Nothing in the data may be altered as it is transcribed.
The data section start
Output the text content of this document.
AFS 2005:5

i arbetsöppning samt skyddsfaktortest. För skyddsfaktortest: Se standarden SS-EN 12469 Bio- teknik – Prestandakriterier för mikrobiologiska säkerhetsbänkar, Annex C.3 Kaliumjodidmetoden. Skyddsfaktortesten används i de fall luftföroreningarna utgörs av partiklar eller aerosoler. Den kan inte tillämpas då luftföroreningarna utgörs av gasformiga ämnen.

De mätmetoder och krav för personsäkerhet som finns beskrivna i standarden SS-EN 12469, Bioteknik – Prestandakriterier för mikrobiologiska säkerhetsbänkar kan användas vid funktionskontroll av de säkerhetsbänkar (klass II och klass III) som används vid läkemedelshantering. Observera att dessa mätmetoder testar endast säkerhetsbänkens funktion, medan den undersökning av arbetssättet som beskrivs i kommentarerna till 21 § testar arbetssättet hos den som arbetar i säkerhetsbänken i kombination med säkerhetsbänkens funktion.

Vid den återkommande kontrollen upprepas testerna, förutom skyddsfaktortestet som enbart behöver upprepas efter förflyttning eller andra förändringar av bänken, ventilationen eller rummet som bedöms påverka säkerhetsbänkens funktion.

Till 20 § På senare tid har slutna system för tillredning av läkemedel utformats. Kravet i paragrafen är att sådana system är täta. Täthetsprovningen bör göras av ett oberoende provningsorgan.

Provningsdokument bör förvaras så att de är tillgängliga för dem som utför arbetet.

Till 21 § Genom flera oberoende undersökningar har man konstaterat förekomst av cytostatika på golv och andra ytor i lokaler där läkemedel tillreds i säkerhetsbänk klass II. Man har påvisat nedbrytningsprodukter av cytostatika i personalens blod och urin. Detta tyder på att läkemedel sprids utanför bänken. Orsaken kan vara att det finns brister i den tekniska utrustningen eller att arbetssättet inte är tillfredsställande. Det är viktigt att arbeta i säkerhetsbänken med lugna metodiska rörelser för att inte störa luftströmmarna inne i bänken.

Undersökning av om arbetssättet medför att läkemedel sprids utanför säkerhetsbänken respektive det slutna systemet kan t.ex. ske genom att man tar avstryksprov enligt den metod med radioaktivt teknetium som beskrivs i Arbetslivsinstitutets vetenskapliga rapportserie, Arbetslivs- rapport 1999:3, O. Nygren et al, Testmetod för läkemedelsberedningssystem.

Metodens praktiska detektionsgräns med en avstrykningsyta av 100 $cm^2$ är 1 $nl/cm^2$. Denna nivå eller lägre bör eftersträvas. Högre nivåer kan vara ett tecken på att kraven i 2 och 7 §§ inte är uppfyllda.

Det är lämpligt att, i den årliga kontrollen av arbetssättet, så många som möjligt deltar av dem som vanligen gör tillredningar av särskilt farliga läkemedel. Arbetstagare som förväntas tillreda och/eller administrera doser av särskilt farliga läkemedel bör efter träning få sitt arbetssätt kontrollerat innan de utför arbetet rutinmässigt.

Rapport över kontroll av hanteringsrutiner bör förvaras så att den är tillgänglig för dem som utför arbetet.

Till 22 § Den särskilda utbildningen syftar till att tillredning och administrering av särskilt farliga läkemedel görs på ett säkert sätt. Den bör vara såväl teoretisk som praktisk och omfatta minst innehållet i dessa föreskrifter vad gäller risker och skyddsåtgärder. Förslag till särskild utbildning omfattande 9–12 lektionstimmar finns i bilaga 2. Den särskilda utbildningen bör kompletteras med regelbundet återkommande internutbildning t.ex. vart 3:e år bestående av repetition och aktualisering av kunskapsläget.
The data section end
> _Answer to this task_
Output the text content of this document.
AFS 2005:5

i arbetsöppning samt skyddsfaktortest. För skyddsfaktortest: Se standarden SS-EN 12469 Bio- teknik – Prestandakriterier för mikrobiologiska säkerhetsbänkar, Annex C.3 Kaliumjodidmetoden. Skyddsfaktortesten används i de fall luftföroreningarna utgörs av partiklar eller aerosoler. Den kan inte tillämpas då luftföroreningarna utgörs av gasformiga ämnen.

De mätmetoder och krav för personsäkerhet som finns beskrivna i standarden SS-EN 12469, Bioteknik – Prestandakriterier för mikrobiologiska säkerhetsbänkar kan användas vid funktionskontroll av de säkerhetsbänkar (klass II och klass III) som används vid läkemedelshantering. Observera att dessa mätmetoder testar endast säkerhetsbänkens funktion, medan den undersökning av arbetssättet som beskrivs i kommentarerna till 21 § testar arbetssättet hos den som arbetar i säkerhetsbänken i kombination med säkerhetsbänkens funktion.

Vid den återkommande kontrollen upprepas testerna, förutom skyddsfaktortestet som enbart behöver upprepas efter förflyttning eller andra förändringar av bänken, ventilationen eller rummet som bedöms påverka säkerhetsbänkens funktion.

Till 20 § På senare tid har slutna system för tillredning av läkemedel utformats. Kravet i paragrafen är att sådana system är täta. Täthetsprovningen bör göras av ett oberoende provningsorgan.

Provningsdokument bör förvaras så att de är tillgängliga för dem som utför arbetet.

Till 21 § Genom flera oberoende undersökningar har man konstaterat förekomst av cytostatika på golv och andra ytor i lokaler där läkemedel tillreds i säkerhetsbänk klass II. Man har påvisat nedbrytningsprodukter av cytostatika i personalens blod och urin. Detta tyder på att läkemedel sprids utanför bänken. Orsaken kan vara att det finns brister i den tekniska utrustningen eller att arbetssättet inte är tillfredsställande. Det är viktigt att arbeta i säkerhetsbänken med lugna metodiska rörelser för att inte störa luftströmmarna inne i bänken.

Undersökning av om arbetssättet medför att läkemedel sprids utanför säkerhetsbänken respektive det slutna systemet kan t.ex. ske genom att man tar avstryksprov enligt den metod med radioaktivt teknetium som beskrivs i Arbetslivsinstitutets vetenskapliga rapportserie, Arbetslivs- rapport 1999:3, O. Nygren et al, Testmetod för läkemedelsberedningssystem.

Metodens praktiska detektionsgräns med en avstrykningsyta av 100 $cm^2$ är 1 $nl/cm^2$. Denna nivå eller lägre bör eftersträvas. Högre nivåer kan vara ett tecken på att kraven i 2 och 7 §§ inte är uppfyllda.

Det är lämpligt att, i den årliga kontrollen av arbetssättet, så många som möjligt deltar av dem som vanligen gör tillredningar av särskilt farliga läkemedel. Arbetstagare som förväntas tillreda och/eller administrera doser av särskilt farliga läkemedel bör efter träning få sitt arbetssätt kontrollerat innan de utför arbetet rutinmässigt.

Rapport över kontroll av hanteringsrutiner bör förvaras så att den är tillgänglig för dem som utför arbetet.

Till 22 § Den särskilda utbildningen syftar till att tillredning och administrering av särskilt farliga läkemedel görs på ett säkert sätt. Den bör vara såväl teoretisk som praktisk och omfatta minst innehållet i dessa föreskrifter vad gäller risker och skyddsåtgärder. Förslag till särskild utbildning omfattande 9–12 lektionstimmar finns i bilaga 2. Den särskilda utbildningen bör kompletteras med regelbundet återkommande internutbildning t.ex. vart 3:e år bestående av repetition och aktualisering av kunskapsläget.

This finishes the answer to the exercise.